[Stated goal]: Copy the material that follows word for word and omit its pictures.
--- START Task material ---
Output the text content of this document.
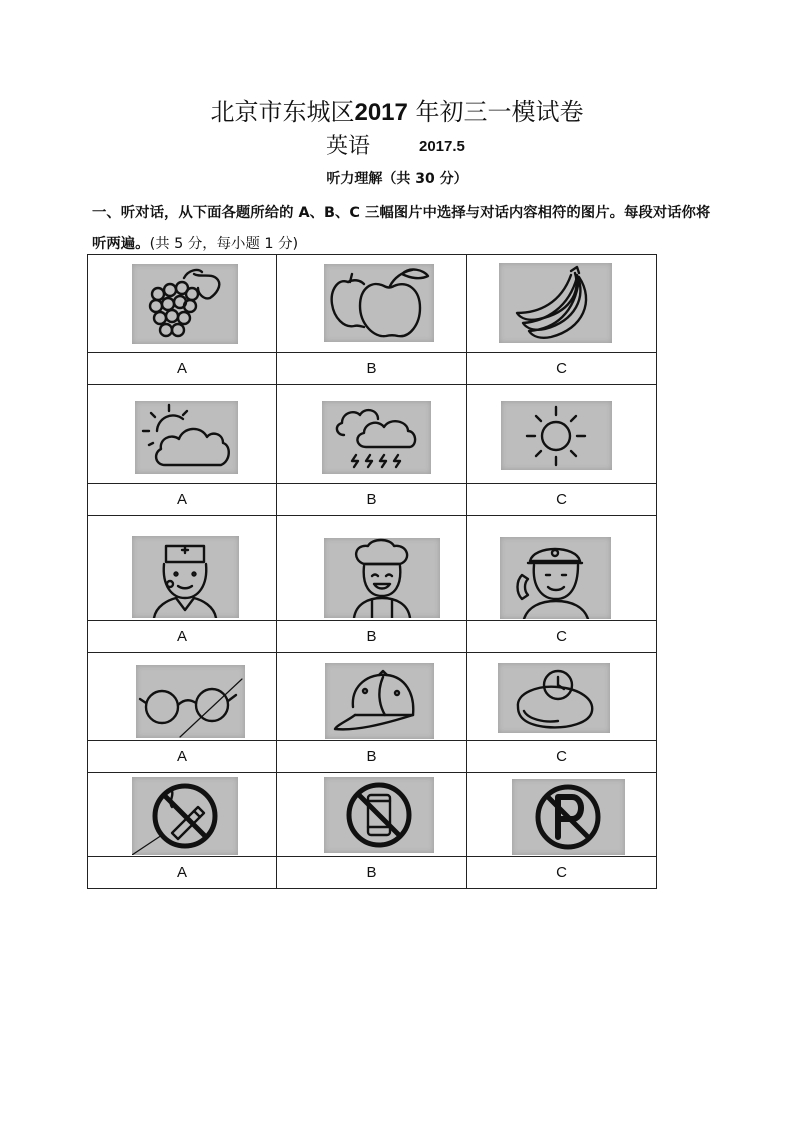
北京市东城区2017 年初三一模试卷
英语	2017.5
听力理解（共 30 分）
一、听对话，从下面各题所给的 A、B、C 三幅图片中选择与对话内容相符的图片。每段对话你将听两遍。(共 5 分，每小题 1 分)

A	B	C

A	B	C

A	B	C

A	B	C

A	B	C
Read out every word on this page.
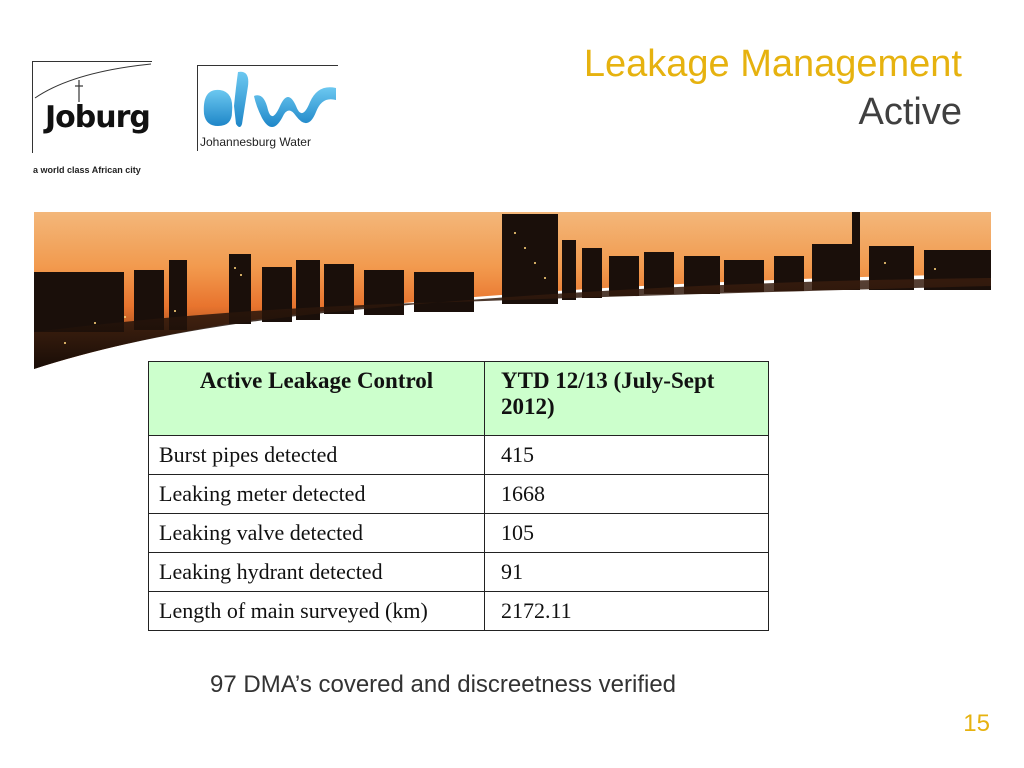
Joburg
a world class African city
Johannesburg Water
Leakage Management
Active
Active Leakage Control	YTD 12/13 (July-Sept 2012)
Burst pipes detected	415
Leaking meter detected	1668
Leaking valve detected	105
Leaking hydrant detected	91
Length of main surveyed (km)	2172.11
97 DMA’s covered and discreetness verified
15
--- END Task material ---
[Completed exercise]:
Output the text content of this document.
北京市东城区2017 年初三一模试卷
英语	2017.5
听力理解（共 30 分）
一、听对话，从下面各题所给的 A、B、C 三幅图片中选择与对话内容相符的图片。每段对话你将听两遍。(共 5 分，每小题 1 分)

A	B	C

A	B	C

A	B	C

A	B	C

A	B	C
Read out every word on this page.
Joburg
a world class African city
Johannesburg Water
Leakage Management
Active
Active Leakage Control	YTD 12/13 (July-Sept 2012)
Burst pipes detected	415
Leaking meter detected	1668
Leaking valve detected	105
Leaking hydrant detected	91
Length of main surveyed (km)	2172.11
97 DMA’s covered and discreetness verified
15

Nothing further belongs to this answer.